* WORK TO BE COMPLETED *
Return, unchanged, the lines of the material below from the one containing "enumerate the UI" through the one containing "keyword-text: 单词 [253, 382, 546, 545]".

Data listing
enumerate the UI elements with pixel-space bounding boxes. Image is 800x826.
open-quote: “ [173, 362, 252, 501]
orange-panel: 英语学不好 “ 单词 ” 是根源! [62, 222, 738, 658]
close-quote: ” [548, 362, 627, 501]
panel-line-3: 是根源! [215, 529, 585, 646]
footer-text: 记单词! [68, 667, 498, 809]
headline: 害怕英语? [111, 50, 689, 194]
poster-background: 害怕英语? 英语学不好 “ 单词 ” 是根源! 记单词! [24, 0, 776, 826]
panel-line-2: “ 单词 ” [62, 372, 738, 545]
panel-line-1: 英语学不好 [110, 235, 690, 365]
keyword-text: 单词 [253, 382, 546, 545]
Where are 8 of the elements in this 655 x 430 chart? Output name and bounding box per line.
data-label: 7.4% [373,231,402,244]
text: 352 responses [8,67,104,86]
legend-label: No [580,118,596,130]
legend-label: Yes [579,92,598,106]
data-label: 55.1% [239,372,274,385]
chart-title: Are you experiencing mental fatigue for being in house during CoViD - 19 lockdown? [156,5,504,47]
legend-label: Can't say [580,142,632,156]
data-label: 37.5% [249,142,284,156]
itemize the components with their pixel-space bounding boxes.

---

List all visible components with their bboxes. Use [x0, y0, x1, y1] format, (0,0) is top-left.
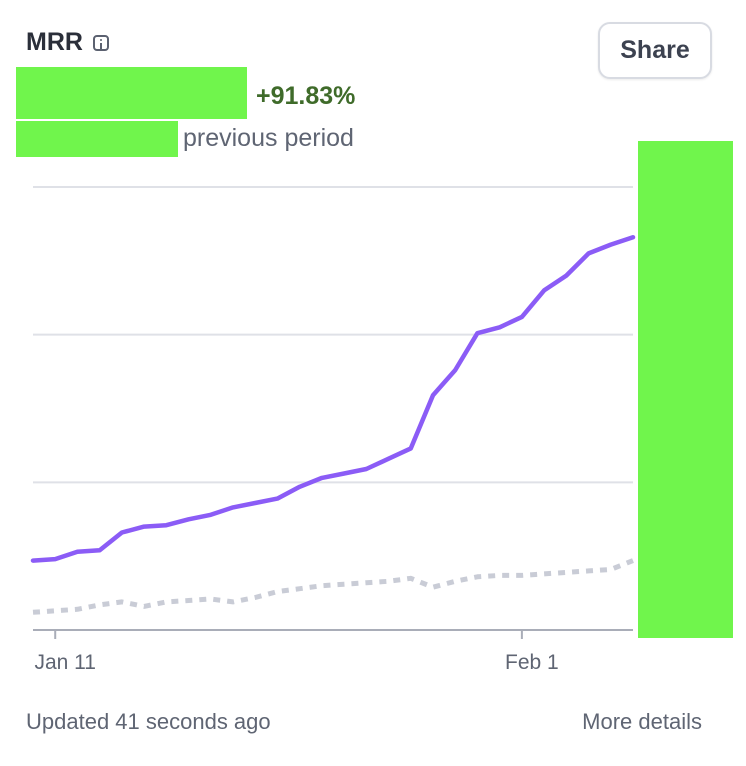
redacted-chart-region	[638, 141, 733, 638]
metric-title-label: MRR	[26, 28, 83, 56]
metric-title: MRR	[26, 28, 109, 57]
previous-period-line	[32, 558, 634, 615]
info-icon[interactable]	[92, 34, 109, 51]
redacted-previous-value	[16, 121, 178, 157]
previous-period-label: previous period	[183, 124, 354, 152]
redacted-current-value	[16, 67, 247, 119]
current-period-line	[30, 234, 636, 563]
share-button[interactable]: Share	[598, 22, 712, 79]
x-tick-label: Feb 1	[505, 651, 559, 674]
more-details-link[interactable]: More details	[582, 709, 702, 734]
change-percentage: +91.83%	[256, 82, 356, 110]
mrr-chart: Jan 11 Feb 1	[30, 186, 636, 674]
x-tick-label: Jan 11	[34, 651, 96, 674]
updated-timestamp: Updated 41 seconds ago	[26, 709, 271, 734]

--

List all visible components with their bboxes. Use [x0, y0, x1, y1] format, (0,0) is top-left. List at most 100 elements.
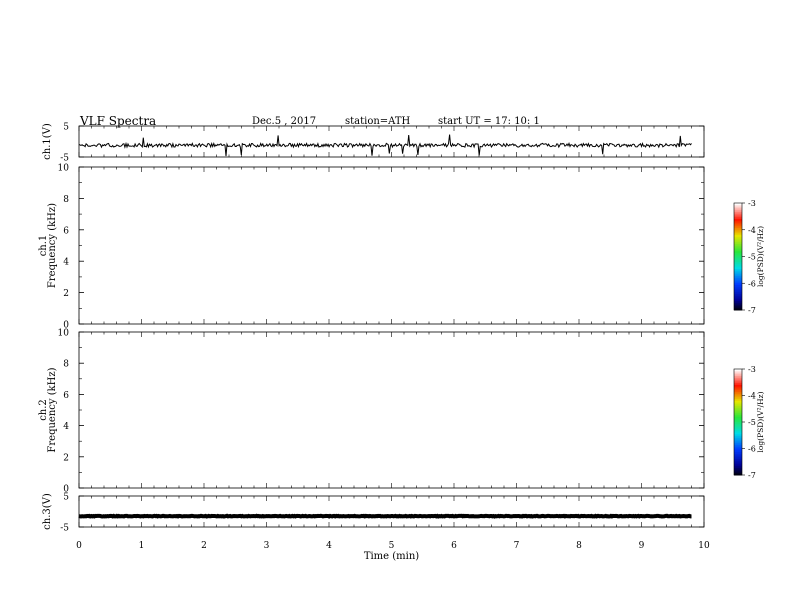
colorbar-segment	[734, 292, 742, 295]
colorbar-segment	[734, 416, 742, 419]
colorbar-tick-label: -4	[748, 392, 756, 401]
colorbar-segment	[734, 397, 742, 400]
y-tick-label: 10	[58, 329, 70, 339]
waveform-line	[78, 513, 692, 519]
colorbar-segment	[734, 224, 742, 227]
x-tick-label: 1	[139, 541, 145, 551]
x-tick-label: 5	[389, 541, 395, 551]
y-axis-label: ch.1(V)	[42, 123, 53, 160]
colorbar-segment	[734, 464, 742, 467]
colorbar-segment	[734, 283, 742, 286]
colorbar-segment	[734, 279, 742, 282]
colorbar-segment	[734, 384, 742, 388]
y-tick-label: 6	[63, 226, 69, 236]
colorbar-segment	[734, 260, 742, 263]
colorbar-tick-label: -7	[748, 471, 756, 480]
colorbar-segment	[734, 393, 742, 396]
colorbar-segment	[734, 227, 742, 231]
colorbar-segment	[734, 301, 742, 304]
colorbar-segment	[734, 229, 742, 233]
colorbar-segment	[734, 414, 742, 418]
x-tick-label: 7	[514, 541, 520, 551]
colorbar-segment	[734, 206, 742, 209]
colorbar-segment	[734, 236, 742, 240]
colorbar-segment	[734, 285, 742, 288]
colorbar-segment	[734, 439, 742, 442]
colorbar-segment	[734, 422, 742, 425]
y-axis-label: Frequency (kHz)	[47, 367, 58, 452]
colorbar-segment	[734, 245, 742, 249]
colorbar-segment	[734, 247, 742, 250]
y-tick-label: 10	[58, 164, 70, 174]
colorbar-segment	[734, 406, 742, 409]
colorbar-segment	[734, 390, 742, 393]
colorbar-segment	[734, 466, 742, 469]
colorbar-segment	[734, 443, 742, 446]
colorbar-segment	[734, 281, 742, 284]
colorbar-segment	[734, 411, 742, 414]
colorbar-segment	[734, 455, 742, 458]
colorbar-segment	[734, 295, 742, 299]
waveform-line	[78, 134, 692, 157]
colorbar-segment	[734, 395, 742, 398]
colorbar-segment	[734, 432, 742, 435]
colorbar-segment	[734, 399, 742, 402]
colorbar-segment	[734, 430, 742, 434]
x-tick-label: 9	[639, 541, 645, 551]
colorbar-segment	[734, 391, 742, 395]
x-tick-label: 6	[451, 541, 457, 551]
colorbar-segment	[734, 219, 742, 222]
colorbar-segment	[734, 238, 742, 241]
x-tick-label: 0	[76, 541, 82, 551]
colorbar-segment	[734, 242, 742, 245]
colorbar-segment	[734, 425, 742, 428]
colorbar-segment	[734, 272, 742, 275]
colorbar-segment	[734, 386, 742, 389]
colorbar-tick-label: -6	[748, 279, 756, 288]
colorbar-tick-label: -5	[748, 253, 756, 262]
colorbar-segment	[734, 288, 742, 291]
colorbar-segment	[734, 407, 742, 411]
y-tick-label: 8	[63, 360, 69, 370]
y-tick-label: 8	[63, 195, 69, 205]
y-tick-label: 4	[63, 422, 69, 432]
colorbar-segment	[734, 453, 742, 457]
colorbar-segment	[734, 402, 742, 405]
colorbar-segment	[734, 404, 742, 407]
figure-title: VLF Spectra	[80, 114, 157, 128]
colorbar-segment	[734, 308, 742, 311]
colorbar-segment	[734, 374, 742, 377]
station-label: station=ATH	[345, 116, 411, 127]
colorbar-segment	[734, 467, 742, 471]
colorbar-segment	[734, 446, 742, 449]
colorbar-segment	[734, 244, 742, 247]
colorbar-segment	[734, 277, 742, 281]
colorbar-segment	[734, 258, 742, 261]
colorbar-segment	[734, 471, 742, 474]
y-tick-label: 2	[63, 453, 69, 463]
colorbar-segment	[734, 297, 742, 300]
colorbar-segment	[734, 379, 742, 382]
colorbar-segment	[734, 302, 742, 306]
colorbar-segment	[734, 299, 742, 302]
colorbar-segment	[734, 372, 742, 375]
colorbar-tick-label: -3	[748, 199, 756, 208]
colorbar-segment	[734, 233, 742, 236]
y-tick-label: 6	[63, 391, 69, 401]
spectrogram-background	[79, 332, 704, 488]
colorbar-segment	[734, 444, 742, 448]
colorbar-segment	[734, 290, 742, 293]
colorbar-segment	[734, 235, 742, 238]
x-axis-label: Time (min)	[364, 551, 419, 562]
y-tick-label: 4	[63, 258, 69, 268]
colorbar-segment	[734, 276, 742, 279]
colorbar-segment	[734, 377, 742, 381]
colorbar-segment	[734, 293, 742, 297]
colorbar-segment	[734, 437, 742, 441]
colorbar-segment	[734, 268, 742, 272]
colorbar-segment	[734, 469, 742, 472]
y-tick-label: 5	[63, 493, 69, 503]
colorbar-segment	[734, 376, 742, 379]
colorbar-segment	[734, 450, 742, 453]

* EXERCISE OUTPUT *
enumerate the UI elements with pixel-space bounding boxes. Image is 800x826.
open-quote: “ [173, 362, 252, 501]
orange-panel: 英语学不好 “ 单词 ” 是根源! [62, 222, 738, 658]
close-quote: ” [548, 362, 627, 501]
panel-line-3: 是根源! [215, 529, 585, 646]
footer-text: 记单词! [68, 667, 498, 809]
headline: 害怕英语? [111, 50, 689, 194]
poster-background: 害怕英语? 英语学不好 “ 单词 ” 是根源! 记单词! [24, 0, 776, 826]
panel-line-2: “ 单词 ” [62, 372, 738, 545]
panel-line-1: 英语学不好 [110, 235, 690, 365]
keyword-text: 单词 [253, 382, 546, 545]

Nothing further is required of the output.